[Saved data entries]

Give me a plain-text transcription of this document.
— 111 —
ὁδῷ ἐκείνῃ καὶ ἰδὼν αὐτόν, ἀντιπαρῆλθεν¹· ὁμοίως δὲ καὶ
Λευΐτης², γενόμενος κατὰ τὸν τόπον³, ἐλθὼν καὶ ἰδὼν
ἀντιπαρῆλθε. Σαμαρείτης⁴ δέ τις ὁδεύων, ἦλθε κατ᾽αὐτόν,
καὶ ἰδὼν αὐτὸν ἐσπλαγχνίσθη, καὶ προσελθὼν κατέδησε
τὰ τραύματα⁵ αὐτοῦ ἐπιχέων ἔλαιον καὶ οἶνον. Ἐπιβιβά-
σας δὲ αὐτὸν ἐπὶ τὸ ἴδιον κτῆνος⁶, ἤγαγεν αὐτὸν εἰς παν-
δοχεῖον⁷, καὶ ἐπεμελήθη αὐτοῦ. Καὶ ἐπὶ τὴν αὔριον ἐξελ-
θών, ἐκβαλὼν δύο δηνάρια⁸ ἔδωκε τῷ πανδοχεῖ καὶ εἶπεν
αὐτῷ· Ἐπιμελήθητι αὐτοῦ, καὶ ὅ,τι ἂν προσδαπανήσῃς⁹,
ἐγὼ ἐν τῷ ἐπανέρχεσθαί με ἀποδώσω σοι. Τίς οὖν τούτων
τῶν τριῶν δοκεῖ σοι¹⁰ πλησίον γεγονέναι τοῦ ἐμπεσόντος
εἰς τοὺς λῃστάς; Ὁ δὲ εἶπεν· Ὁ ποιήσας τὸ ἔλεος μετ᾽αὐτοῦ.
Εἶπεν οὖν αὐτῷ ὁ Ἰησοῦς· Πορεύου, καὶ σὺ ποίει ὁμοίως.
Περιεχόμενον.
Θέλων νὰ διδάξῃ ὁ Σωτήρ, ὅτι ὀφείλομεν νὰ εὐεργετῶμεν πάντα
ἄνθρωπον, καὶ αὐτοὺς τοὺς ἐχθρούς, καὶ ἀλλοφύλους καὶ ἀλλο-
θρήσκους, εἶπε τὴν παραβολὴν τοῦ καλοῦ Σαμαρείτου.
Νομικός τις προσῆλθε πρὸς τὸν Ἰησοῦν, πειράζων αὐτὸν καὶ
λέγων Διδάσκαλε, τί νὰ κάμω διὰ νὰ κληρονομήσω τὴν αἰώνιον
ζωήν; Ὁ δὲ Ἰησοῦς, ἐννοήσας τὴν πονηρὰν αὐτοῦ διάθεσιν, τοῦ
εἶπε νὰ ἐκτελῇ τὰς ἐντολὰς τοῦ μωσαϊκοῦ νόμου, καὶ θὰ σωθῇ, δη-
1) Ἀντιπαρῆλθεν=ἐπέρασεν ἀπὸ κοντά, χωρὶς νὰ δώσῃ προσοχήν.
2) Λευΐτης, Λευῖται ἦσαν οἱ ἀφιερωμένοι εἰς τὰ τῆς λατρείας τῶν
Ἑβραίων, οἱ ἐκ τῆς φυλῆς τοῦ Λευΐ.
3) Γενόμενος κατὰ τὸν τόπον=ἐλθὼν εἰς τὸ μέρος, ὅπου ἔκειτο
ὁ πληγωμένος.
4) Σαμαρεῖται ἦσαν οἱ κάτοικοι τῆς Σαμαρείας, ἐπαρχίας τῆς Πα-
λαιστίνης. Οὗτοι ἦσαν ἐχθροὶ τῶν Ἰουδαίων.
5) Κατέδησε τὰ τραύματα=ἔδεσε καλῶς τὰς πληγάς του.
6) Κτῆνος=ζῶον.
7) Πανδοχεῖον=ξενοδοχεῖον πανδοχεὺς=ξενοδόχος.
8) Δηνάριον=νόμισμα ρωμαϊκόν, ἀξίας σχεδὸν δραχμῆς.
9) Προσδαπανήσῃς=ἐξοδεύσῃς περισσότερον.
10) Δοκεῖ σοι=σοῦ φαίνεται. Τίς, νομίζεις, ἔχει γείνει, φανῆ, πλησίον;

**What you will do:** Reproduce all the data word for word.

**Exercise result:**
Give me a plain-text transcription of this document.
— 111 —
ὁδῷ ἐκείνῃ καὶ ἰδὼν αὐτόν, ἀντιπαρῆλθεν¹· ὁμοίως δὲ καὶ
Λευΐτης², γενόμενος κατὰ τὸν τόπον³, ἐλθὼν καὶ ἰδὼν
ἀντιπαρῆλθε. Σαμαρείτης⁴ δέ τις ὁδεύων, ἦλθε κατ᾽αὐτόν,
καὶ ἰδὼν αὐτὸν ἐσπλαγχνίσθη, καὶ προσελθὼν κατέδησε
τὰ τραύματα⁵ αὐτοῦ ἐπιχέων ἔλαιον καὶ οἶνον. Ἐπιβιβά-
σας δὲ αὐτὸν ἐπὶ τὸ ἴδιον κτῆνος⁶, ἤγαγεν αὐτὸν εἰς παν-
δοχεῖον⁷, καὶ ἐπεμελήθη αὐτοῦ. Καὶ ἐπὶ τὴν αὔριον ἐξελ-
θών, ἐκβαλὼν δύο δηνάρια⁸ ἔδωκε τῷ πανδοχεῖ καὶ εἶπεν
αὐτῷ· Ἐπιμελήθητι αὐτοῦ, καὶ ὅ,τι ἂν προσδαπανήσῃς⁹,
ἐγὼ ἐν τῷ ἐπανέρχεσθαί με ἀποδώσω σοι. Τίς οὖν τούτων
τῶν τριῶν δοκεῖ σοι¹⁰ πλησίον γεγονέναι τοῦ ἐμπεσόντος
εἰς τοὺς λῃστάς; Ὁ δὲ εἶπεν· Ὁ ποιήσας τὸ ἔλεος μετ᾽αὐτοῦ.
Εἶπεν οὖν αὐτῷ ὁ Ἰησοῦς· Πορεύου, καὶ σὺ ποίει ὁμοίως.
Περιεχόμενον.
Θέλων νὰ διδάξῃ ὁ Σωτήρ, ὅτι ὀφείλομεν νὰ εὐεργετῶμεν πάντα
ἄνθρωπον, καὶ αὐτοὺς τοὺς ἐχθρούς, καὶ ἀλλοφύλους καὶ ἀλλο-
θρήσκους, εἶπε τὴν παραβολὴν τοῦ καλοῦ Σαμαρείτου.
Νομικός τις προσῆλθε πρὸς τὸν Ἰησοῦν, πειράζων αὐτὸν καὶ
λέγων Διδάσκαλε, τί νὰ κάμω διὰ νὰ κληρονομήσω τὴν αἰώνιον
ζωήν; Ὁ δὲ Ἰησοῦς, ἐννοήσας τὴν πονηρὰν αὐτοῦ διάθεσιν, τοῦ
εἶπε νὰ ἐκτελῇ τὰς ἐντολὰς τοῦ μωσαϊκοῦ νόμου, καὶ θὰ σωθῇ, δη-
1) Ἀντιπαρῆλθεν=ἐπέρασεν ἀπὸ κοντά, χωρὶς νὰ δώσῃ προσοχήν.
2) Λευΐτης, Λευῖται ἦσαν οἱ ἀφιερωμένοι εἰς τὰ τῆς λατρείας τῶν
Ἑβραίων, οἱ ἐκ τῆς φυλῆς τοῦ Λευΐ.
3) Γενόμενος κατὰ τὸν τόπον=ἐλθὼν εἰς τὸ μέρος, ὅπου ἔκειτο
ὁ πληγωμένος.
4) Σαμαρεῖται ἦσαν οἱ κάτοικοι τῆς Σαμαρείας, ἐπαρχίας τῆς Πα-
λαιστίνης. Οὗτοι ἦσαν ἐχθροὶ τῶν Ἰουδαίων.
5) Κατέδησε τὰ τραύματα=ἔδεσε καλῶς τὰς πληγάς του.
6) Κτῆνος=ζῶον.
7) Πανδοχεῖον=ξενοδοχεῖον πανδοχεὺς=ξενοδόχος.
8) Δηνάριον=νόμισμα ρωμαϊκόν, ἀξίας σχεδὸν δραχμῆς.
9) Προσδαπανήσῃς=ἐξοδεύσῃς περισσότερον.
10) Δοκεῖ σοι=σοῦ φαίνεται. Τίς, νομίζεις, ἔχει γείνει, φανῆ, πλησίον;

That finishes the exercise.